» **EXERCISE**
Output the records exactly. Include every line.

» **Extracted data entries**
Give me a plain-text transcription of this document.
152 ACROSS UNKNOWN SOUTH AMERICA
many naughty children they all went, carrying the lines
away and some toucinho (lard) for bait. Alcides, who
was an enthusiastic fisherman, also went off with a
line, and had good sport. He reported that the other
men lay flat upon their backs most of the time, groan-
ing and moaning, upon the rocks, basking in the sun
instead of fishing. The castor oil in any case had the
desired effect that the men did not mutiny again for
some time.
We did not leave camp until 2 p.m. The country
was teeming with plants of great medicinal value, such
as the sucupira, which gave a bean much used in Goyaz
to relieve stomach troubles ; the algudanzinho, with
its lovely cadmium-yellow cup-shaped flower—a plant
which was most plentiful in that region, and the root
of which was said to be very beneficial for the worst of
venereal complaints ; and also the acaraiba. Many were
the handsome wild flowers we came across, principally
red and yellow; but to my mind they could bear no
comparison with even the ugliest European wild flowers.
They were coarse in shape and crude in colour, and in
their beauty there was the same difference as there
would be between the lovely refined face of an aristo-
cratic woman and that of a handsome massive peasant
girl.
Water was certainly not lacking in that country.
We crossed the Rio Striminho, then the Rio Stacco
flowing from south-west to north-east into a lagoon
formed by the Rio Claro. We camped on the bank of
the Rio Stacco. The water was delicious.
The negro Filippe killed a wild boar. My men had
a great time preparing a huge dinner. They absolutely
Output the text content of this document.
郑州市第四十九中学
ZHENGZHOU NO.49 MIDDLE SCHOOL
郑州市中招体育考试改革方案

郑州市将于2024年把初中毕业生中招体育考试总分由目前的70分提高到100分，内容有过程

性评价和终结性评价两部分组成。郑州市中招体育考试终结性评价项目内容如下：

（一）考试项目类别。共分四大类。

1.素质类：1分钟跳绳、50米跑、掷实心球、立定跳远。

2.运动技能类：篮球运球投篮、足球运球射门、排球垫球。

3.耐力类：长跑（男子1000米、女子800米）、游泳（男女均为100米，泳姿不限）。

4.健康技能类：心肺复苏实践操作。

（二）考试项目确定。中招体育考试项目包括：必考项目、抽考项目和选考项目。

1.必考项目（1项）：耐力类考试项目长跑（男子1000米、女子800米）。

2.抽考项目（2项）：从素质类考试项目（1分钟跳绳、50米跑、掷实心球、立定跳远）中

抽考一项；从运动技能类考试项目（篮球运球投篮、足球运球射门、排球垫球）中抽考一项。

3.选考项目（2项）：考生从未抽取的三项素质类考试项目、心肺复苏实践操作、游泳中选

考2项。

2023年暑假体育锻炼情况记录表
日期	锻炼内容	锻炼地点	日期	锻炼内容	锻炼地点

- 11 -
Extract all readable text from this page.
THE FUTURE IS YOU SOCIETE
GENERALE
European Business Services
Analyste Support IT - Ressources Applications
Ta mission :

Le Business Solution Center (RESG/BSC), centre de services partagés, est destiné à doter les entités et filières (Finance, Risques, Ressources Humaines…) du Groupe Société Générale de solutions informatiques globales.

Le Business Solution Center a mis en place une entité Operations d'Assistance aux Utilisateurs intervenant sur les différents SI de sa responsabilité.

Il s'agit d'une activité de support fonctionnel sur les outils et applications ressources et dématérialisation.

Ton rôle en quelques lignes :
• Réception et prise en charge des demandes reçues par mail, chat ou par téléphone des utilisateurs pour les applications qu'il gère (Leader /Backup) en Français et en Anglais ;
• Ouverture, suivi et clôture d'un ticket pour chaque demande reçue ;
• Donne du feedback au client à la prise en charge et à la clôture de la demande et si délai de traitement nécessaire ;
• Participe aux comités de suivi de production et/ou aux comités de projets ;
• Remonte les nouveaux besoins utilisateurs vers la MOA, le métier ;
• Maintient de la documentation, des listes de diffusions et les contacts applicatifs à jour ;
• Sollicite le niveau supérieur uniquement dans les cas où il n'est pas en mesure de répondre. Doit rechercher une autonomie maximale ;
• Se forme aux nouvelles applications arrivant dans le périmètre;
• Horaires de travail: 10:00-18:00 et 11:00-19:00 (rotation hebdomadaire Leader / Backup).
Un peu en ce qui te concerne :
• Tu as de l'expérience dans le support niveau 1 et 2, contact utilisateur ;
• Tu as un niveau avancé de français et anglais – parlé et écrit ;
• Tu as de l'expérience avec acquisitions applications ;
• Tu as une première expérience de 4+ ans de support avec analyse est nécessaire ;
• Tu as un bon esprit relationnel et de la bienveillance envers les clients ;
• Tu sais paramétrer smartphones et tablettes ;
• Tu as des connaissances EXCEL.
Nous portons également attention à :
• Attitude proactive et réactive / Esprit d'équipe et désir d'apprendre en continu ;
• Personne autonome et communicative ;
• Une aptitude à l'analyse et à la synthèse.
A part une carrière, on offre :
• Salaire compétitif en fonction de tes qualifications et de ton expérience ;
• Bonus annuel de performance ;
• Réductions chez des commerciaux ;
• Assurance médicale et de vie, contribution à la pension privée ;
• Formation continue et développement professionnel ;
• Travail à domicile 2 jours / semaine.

» **COMPLETED EXERCISE**
Give me a plain-text transcription of this document.
152 ACROSS UNKNOWN SOUTH AMERICA
many naughty children they all went, carrying the lines
away and some toucinho (lard) for bait. Alcides, who
was an enthusiastic fisherman, also went off with a
line, and had good sport. He reported that the other
men lay flat upon their backs most of the time, groan-
ing and moaning, upon the rocks, basking in the sun
instead of fishing. The castor oil in any case had the
desired effect that the men did not mutiny again for
some time.
We did not leave camp until 2 p.m. The country
was teeming with plants of great medicinal value, such
as the sucupira, which gave a bean much used in Goyaz
to relieve stomach troubles ; the algudanzinho, with
its lovely cadmium-yellow cup-shaped flower—a plant
which was most plentiful in that region, and the root
of which was said to be very beneficial for the worst of
venereal complaints ; and also the acaraiba. Many were
the handsome wild flowers we came across, principally
red and yellow; but to my mind they could bear no
comparison with even the ugliest European wild flowers.
They were coarse in shape and crude in colour, and in
their beauty there was the same difference as there
would be between the lovely refined face of an aristo-
cratic woman and that of a handsome massive peasant
girl.
Water was certainly not lacking in that country.
We crossed the Rio Striminho, then the Rio Stacco
flowing from south-west to north-east into a lagoon
formed by the Rio Claro. We camped on the bank of
the Rio Stacco. The water was delicious.
The negro Filippe killed a wild boar. My men had
a great time preparing a huge dinner. They absolutely
Output the text content of this document.
郑州市第四十九中学
ZHENGZHOU NO.49 MIDDLE SCHOOL
郑州市中招体育考试改革方案

郑州市将于2024年把初中毕业生中招体育考试总分由目前的70分提高到100分，内容有过程

性评价和终结性评价两部分组成。郑州市中招体育考试终结性评价项目内容如下：

（一）考试项目类别。共分四大类。

1.素质类：1分钟跳绳、50米跑、掷实心球、立定跳远。

2.运动技能类：篮球运球投篮、足球运球射门、排球垫球。

3.耐力类：长跑（男子1000米、女子800米）、游泳（男女均为100米，泳姿不限）。

4.健康技能类：心肺复苏实践操作。

（二）考试项目确定。中招体育考试项目包括：必考项目、抽考项目和选考项目。

1.必考项目（1项）：耐力类考试项目长跑（男子1000米、女子800米）。

2.抽考项目（2项）：从素质类考试项目（1分钟跳绳、50米跑、掷实心球、立定跳远）中

抽考一项；从运动技能类考试项目（篮球运球投篮、足球运球射门、排球垫球）中抽考一项。

3.选考项目（2项）：考生从未抽取的三项素质类考试项目、心肺复苏实践操作、游泳中选

考2项。

2023年暑假体育锻炼情况记录表
日期	锻炼内容	锻炼地点	日期	锻炼内容	锻炼地点

- 11 -
Extract all readable text from this page.
THE FUTURE IS YOU SOCIETE
GENERALE
European Business Services
Analyste Support IT - Ressources Applications
Ta mission :

Le Business Solution Center (RESG/BSC), centre de services partagés, est destiné à doter les entités et filières (Finance, Risques, Ressources Humaines…) du Groupe Société Générale de solutions informatiques globales.

Le Business Solution Center a mis en place une entité Operations d'Assistance aux Utilisateurs intervenant sur les différents SI de sa responsabilité.

Il s'agit d'une activité de support fonctionnel sur les outils et applications ressources et dématérialisation.

Ton rôle en quelques lignes :
• Réception et prise en charge des demandes reçues par mail, chat ou par téléphone des utilisateurs pour les applications qu'il gère (Leader /Backup) en Français et en Anglais ;
• Ouverture, suivi et clôture d'un ticket pour chaque demande reçue ;
• Donne du feedback au client à la prise en charge et à la clôture de la demande et si délai de traitement nécessaire ;
• Participe aux comités de suivi de production et/ou aux comités de projets ;
• Remonte les nouveaux besoins utilisateurs vers la MOA, le métier ;
• Maintient de la documentation, des listes de diffusions et les contacts applicatifs à jour ;
• Sollicite le niveau supérieur uniquement dans les cas où il n'est pas en mesure de répondre. Doit rechercher une autonomie maximale ;
• Se forme aux nouvelles applications arrivant dans le périmètre;
• Horaires de travail: 10:00-18:00 et 11:00-19:00 (rotation hebdomadaire Leader / Backup).
Un peu en ce qui te concerne :
• Tu as de l'expérience dans le support niveau 1 et 2, contact utilisateur ;
• Tu as un niveau avancé de français et anglais – parlé et écrit ;
• Tu as de l'expérience avec acquisitions applications ;
• Tu as une première expérience de 4+ ans de support avec analyse est nécessaire ;
• Tu as un bon esprit relationnel et de la bienveillance envers les clients ;
• Tu sais paramétrer smartphones et tablettes ;
• Tu as des connaissances EXCEL.
Nous portons également attention à :
• Attitude proactive et réactive / Esprit d'équipe et désir d'apprendre en continu ;
• Personne autonome et communicative ;
• Une aptitude à l'analyse et à la synthèse.
A part une carrière, on offre :
• Salaire compétitif en fonction de tes qualifications et de ton expérience ;
• Bonus annuel de performance ;
• Réductions chez des commerciaux ;
• Assurance médicale et de vie, contribution à la pension privée ;
• Formation continue et développement professionnel ;
• Travail à domicile 2 jours / semaine.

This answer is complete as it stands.